:: RECORDS SUPPLIED ::
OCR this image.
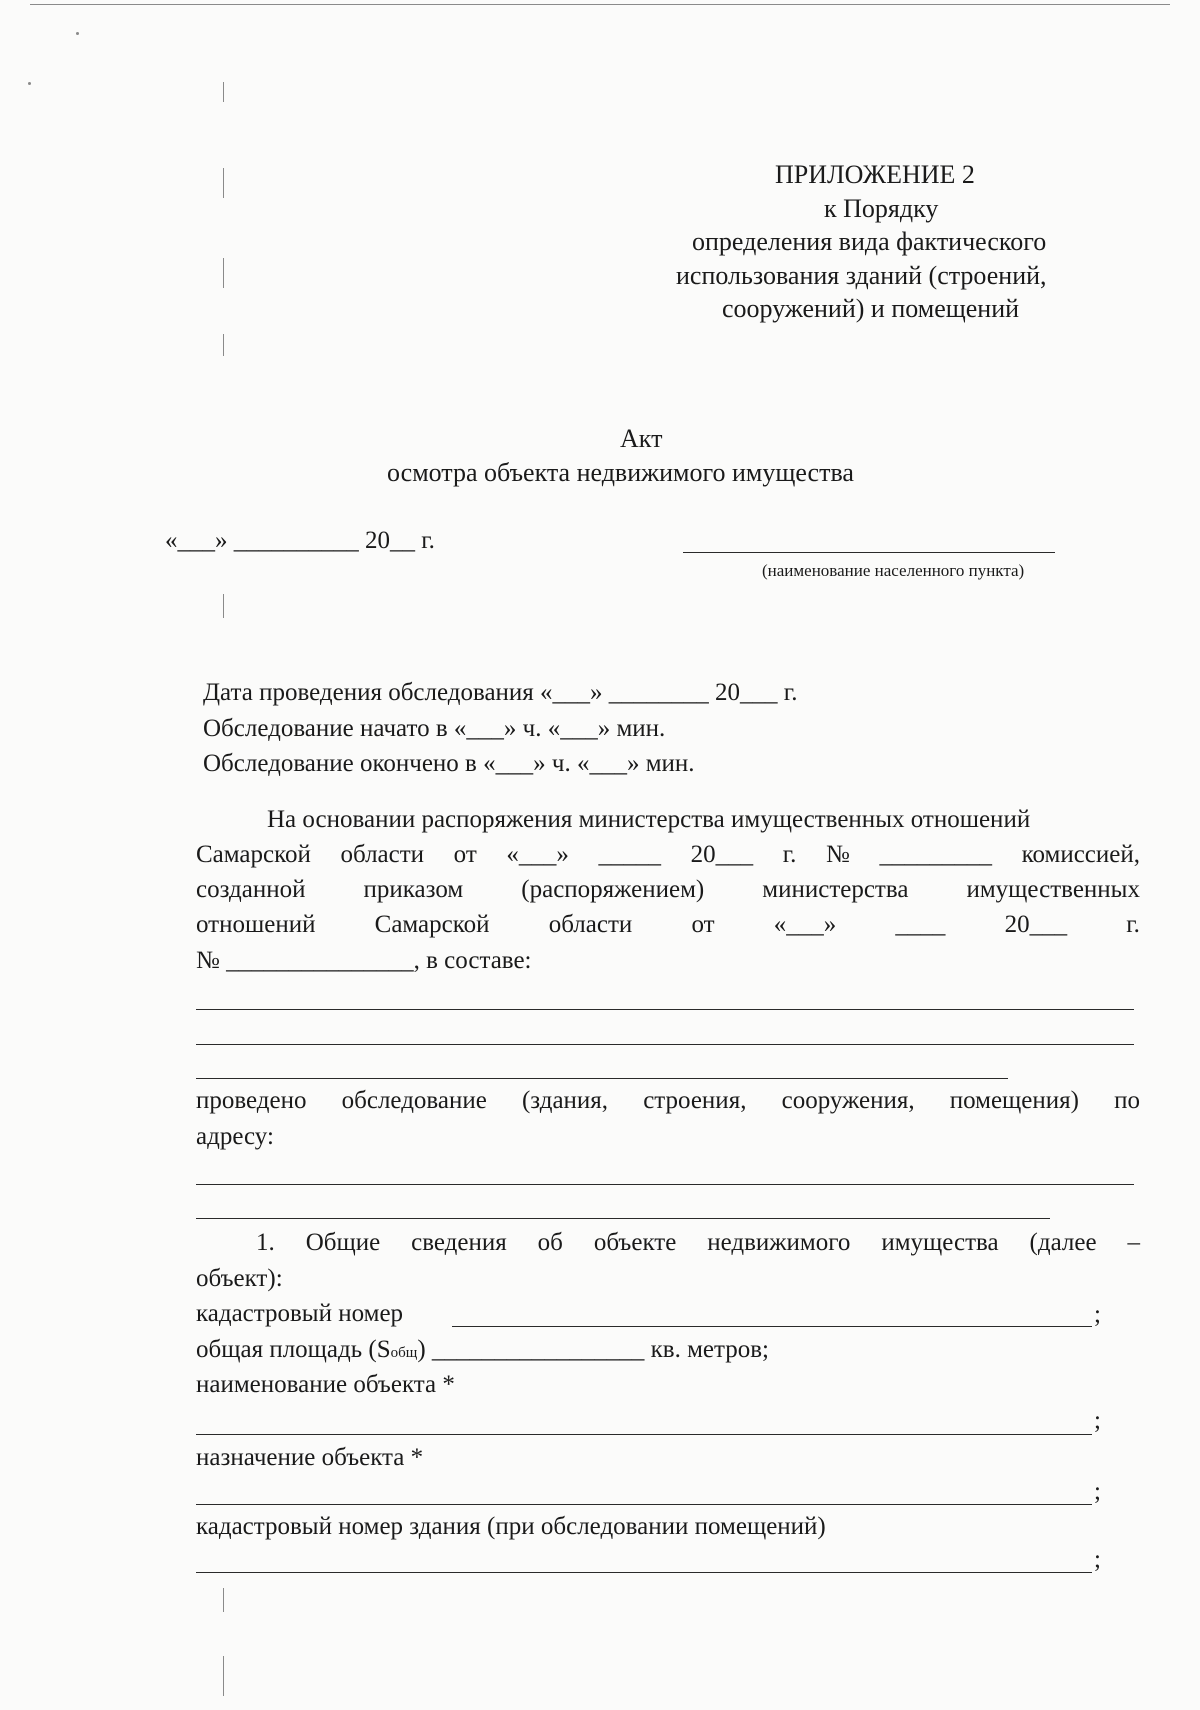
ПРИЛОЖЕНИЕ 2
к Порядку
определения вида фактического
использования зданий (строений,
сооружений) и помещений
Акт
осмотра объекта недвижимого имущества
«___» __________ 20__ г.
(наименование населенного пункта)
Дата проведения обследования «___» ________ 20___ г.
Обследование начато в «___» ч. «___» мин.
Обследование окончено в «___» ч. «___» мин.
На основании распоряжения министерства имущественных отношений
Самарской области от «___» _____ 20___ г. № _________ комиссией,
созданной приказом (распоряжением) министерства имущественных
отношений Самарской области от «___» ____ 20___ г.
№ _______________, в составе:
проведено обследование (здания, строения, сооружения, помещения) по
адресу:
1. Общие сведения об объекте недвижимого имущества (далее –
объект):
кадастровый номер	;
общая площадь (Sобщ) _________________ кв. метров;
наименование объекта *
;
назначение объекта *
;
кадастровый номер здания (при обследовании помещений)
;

:: TASK BRIEF ::
Excluding the pictures, reproduce every entry exactly as given.

:: WORKED ANSWER ::
OCR this image.
ПРИЛОЖЕНИЕ 2
к Порядку
определения вида фактического
использования зданий (строений,
сооружений) и помещений
Акт
осмотра объекта недвижимого имущества
«___» __________ 20__ г.
(наименование населенного пункта)
Дата проведения обследования «___» ________ 20___ г.
Обследование начато в «___» ч. «___» мин.
Обследование окончено в «___» ч. «___» мин.
На основании распоряжения министерства имущественных отношений
Самарской области от «___» _____ 20___ г. № _________ комиссией,
созданной приказом (распоряжением) министерства имущественных
отношений Самарской области от «___» ____ 20___ г.
№ _______________, в составе:
проведено обследование (здания, строения, сооружения, помещения) по
адресу:
1. Общие сведения об объекте недвижимого имущества (далее –
объект):
кадастровый номер	;
общая площадь (Sобщ) _________________ кв. метров;
наименование объекта *
;
назначение объекта *
;
кадастровый номер здания (при обследовании помещений)
;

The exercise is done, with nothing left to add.